** BEGIN **
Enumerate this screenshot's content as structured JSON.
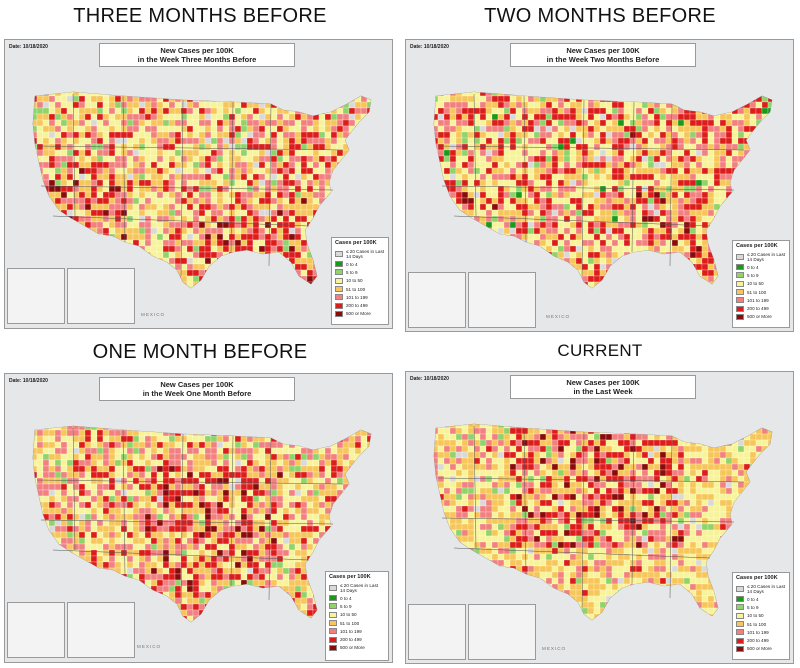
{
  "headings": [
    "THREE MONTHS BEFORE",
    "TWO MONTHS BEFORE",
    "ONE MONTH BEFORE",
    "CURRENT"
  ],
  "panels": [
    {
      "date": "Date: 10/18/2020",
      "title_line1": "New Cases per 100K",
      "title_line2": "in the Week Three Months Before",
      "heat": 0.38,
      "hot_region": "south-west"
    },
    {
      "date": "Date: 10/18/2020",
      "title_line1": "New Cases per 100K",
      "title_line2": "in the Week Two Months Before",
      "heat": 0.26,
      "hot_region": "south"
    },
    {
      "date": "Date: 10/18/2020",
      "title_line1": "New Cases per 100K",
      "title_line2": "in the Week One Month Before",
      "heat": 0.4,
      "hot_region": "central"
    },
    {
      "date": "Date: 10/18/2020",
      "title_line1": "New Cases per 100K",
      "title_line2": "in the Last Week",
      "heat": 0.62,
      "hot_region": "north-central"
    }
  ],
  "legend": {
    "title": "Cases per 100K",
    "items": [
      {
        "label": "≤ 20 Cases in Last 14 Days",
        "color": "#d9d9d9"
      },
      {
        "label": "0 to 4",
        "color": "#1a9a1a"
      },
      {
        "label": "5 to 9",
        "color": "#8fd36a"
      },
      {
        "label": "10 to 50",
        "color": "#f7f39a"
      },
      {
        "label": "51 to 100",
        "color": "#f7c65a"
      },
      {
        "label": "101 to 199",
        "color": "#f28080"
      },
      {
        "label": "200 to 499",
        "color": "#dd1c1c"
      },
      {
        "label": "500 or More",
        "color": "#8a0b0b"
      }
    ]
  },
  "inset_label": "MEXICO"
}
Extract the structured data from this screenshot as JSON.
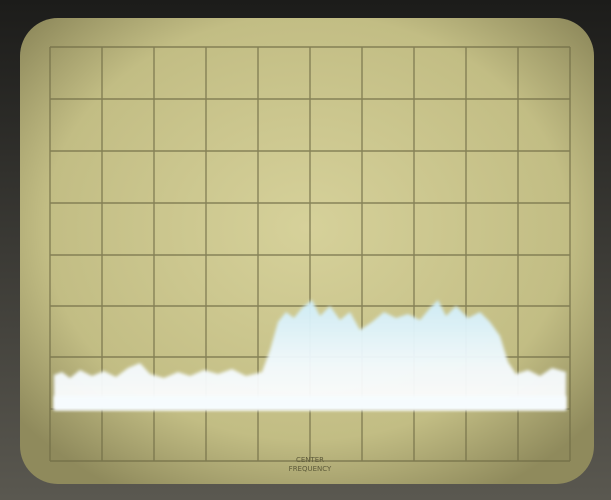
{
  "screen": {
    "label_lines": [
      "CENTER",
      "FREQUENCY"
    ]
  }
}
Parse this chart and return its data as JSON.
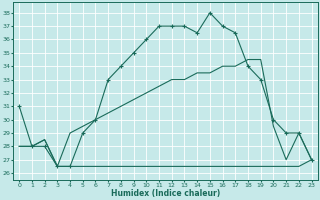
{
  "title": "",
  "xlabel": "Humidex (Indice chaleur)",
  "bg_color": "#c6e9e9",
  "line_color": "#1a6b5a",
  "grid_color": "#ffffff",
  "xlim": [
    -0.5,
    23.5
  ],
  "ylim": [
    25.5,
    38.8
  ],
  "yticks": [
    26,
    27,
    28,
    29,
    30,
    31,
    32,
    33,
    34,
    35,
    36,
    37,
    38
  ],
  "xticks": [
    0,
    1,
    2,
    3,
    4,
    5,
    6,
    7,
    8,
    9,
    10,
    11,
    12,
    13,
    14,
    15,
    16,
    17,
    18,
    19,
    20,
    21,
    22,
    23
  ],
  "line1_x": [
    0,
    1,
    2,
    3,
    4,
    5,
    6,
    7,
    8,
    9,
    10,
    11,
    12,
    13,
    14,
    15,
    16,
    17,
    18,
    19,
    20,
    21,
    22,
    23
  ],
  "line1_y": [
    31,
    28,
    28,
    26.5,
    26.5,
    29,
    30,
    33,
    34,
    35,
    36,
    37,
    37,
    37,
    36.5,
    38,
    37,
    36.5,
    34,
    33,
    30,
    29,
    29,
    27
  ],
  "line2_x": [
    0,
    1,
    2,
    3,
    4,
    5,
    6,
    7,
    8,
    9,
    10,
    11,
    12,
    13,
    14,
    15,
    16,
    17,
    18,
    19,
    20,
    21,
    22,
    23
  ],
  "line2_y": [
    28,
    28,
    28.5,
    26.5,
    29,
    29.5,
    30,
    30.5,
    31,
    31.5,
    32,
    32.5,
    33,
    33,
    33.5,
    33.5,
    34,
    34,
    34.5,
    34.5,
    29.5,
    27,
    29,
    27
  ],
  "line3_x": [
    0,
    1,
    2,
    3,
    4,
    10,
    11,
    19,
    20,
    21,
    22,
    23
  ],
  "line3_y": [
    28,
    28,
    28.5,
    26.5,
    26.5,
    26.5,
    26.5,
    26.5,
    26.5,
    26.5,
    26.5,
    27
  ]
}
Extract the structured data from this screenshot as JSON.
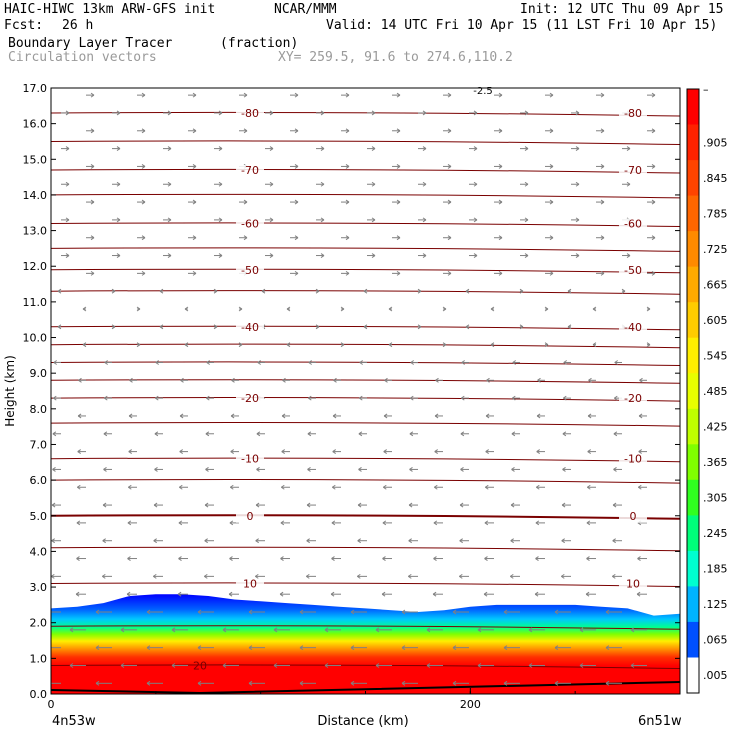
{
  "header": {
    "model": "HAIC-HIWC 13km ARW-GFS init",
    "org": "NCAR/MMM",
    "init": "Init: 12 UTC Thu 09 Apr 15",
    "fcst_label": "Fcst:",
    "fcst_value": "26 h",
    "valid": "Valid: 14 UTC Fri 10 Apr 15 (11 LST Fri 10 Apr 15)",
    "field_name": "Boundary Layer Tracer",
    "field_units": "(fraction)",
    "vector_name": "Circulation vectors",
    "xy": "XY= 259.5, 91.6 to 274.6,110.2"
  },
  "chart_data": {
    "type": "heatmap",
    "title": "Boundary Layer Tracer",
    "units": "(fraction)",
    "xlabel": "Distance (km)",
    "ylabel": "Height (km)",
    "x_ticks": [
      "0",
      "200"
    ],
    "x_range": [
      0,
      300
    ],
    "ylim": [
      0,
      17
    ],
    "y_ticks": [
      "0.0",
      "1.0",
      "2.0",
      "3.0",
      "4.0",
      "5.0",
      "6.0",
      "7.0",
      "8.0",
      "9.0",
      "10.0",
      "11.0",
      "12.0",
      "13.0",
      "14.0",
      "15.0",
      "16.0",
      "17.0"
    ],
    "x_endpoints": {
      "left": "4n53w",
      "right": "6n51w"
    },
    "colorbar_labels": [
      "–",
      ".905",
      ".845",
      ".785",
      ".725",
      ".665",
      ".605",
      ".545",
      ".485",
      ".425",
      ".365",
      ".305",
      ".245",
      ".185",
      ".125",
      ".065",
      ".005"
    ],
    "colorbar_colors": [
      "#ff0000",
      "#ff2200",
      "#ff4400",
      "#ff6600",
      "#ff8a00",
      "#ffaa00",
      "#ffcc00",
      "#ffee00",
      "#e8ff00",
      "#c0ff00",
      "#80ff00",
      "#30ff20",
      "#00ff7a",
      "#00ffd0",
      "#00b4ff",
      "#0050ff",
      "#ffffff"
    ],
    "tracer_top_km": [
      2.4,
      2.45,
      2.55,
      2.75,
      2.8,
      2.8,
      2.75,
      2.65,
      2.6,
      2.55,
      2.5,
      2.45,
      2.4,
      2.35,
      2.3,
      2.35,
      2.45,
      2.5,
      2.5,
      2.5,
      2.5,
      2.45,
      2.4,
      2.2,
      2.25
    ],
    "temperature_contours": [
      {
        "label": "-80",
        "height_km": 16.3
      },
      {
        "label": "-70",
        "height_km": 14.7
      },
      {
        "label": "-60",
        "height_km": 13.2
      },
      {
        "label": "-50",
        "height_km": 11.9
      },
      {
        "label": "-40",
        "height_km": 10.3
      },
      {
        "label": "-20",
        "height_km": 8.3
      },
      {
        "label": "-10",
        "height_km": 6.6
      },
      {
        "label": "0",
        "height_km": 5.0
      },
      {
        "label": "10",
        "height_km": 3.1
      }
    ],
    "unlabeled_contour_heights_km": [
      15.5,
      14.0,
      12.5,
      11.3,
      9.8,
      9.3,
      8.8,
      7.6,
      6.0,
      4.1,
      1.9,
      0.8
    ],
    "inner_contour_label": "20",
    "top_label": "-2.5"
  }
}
** END **
**What you are asked to do**
Pick out the lines that have the word "init". Copy them all.

**Full response**
    "model": "HAIC-HIWC 13km ARW-GFS init",
    "init": "Init: 12 UTC Thu 09 Apr 15",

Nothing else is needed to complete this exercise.